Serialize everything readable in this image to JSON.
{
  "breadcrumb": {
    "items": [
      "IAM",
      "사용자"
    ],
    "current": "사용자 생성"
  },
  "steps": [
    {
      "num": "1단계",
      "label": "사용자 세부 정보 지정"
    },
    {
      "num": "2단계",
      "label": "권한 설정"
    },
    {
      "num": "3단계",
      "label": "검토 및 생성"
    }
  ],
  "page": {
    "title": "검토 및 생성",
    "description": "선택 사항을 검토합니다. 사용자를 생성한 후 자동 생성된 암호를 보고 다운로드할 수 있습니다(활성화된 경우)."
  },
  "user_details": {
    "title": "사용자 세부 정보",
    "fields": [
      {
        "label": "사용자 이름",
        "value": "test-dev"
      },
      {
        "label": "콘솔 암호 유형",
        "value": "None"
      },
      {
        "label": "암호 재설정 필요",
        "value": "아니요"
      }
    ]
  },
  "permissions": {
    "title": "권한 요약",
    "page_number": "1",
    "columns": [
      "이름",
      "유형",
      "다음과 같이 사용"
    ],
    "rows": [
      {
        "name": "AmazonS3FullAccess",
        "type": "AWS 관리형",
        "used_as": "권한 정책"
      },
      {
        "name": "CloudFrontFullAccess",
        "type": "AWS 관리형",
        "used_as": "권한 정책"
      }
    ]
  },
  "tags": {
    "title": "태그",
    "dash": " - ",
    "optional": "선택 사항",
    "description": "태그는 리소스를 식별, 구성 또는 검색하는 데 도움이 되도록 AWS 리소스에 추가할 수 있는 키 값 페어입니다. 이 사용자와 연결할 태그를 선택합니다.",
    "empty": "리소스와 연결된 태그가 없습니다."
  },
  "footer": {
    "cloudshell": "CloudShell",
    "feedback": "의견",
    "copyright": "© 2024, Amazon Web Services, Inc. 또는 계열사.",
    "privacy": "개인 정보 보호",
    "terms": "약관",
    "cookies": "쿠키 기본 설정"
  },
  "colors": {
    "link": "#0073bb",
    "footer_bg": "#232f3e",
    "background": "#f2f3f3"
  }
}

□ □ □ □ □

TASK PROMPT: Scan the records above, count the lines with "name" in them, and give only the number.

TASK OUTPUT: 2